Without skipping anything, write out each record below exactly.

Records about charts and figures:
+ + + + +

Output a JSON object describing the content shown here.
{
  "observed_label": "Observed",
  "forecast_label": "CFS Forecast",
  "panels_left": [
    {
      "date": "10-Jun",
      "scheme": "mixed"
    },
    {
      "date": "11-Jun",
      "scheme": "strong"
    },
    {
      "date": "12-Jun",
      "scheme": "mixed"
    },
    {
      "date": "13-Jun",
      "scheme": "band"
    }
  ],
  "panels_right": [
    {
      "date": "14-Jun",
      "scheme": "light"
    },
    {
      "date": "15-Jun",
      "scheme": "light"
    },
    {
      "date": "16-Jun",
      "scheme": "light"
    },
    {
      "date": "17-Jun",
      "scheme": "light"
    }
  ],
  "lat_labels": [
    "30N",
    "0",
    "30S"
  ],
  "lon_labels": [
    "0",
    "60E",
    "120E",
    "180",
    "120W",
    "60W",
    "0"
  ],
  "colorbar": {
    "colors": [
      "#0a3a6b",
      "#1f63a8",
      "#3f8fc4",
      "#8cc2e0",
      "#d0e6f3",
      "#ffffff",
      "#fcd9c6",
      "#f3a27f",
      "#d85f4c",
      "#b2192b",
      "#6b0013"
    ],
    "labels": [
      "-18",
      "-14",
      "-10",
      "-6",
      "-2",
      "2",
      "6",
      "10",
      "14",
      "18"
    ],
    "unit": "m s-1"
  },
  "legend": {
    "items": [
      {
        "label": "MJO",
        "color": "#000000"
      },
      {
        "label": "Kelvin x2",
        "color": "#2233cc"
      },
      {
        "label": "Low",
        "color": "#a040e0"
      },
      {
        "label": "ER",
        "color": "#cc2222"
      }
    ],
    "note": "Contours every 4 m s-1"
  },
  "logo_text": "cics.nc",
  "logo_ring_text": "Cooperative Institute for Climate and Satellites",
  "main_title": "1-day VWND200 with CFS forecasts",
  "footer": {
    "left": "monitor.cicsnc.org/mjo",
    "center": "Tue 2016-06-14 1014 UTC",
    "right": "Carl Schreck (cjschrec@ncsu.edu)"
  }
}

+ + + + +

WRITTEN RESPONSE
Output a JSON object describing the content shown here.
{
  "observed_label": "Observed",
  "forecast_label": "CFS Forecast",
  "panels_left": [
    {
      "date": "10-Jun",
      "scheme": "mixed"
    },
    {
      "date": "11-Jun",
      "scheme": "strong"
    },
    {
      "date": "12-Jun",
      "scheme": "mixed"
    },
    {
      "date": "13-Jun",
      "scheme": "band"
    }
  ],
  "panels_right": [
    {
      "date": "14-Jun",
      "scheme": "light"
    },
    {
      "date": "15-Jun",
      "scheme": "light"
    },
    {
      "date": "16-Jun",
      "scheme": "light"
    },
    {
      "date": "17-Jun",
      "scheme": "light"
    }
  ],
  "lat_labels": [
    "30N",
    "0",
    "30S"
  ],
  "lon_labels": [
    "0",
    "60E",
    "120E",
    "180",
    "120W",
    "60W",
    "0"
  ],
  "colorbar": {
    "colors": [
      "#0a3a6b",
      "#1f63a8",
      "#3f8fc4",
      "#8cc2e0",
      "#d0e6f3",
      "#ffffff",
      "#fcd9c6",
      "#f3a27f",
      "#d85f4c",
      "#b2192b",
      "#6b0013"
    ],
    "labels": [
      "-18",
      "-14",
      "-10",
      "-6",
      "-2",
      "2",
      "6",
      "10",
      "14",
      "18"
    ],
    "unit": "m s-1"
  },
  "legend": {
    "items": [
      {
        "label": "MJO",
        "color": "#000000"
      },
      {
        "label": "Kelvin x2",
        "color": "#2233cc"
      },
      {
        "label": "Low",
        "color": "#a040e0"
      },
      {
        "label": "ER",
        "color": "#cc2222"
      }
    ],
    "note": "Contours every 4 m s-1"
  },
  "logo_text": "cics.nc",
  "logo_ring_text": "Cooperative Institute for Climate and Satellites",
  "main_title": "1-day VWND200 with CFS forecasts",
  "footer": {
    "left": "monitor.cicsnc.org/mjo",
    "center": "Tue 2016-06-14 1014 UTC",
    "right": "Carl Schreck (cjschrec@ncsu.edu)"
  }
}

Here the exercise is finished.